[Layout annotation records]
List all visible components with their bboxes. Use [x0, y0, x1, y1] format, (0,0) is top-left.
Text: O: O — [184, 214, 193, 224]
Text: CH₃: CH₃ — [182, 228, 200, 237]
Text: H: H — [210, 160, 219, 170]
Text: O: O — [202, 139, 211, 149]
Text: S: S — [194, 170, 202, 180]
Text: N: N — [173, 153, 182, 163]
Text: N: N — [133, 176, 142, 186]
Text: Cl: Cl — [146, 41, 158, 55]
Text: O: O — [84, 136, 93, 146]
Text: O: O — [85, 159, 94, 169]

■ **Written request**
Reproduce the entries above with "components" swapped for "elements" and nothing else changed.

■ **Solved exercise**
List all visible elements with their bboxes. Use [x0, y0, x1, y1] format, (0,0) is top-left.
Text: O: O — [184, 214, 193, 224]
Text: CH₃: CH₃ — [182, 228, 200, 237]
Text: H: H — [210, 160, 219, 170]
Text: O: O — [202, 139, 211, 149]
Text: S: S — [194, 170, 202, 180]
Text: N: N — [173, 153, 182, 163]
Text: N: N — [133, 176, 142, 186]
Text: Cl: Cl — [146, 41, 158, 55]
Text: O: O — [84, 136, 93, 146]
Text: O: O — [85, 159, 94, 169]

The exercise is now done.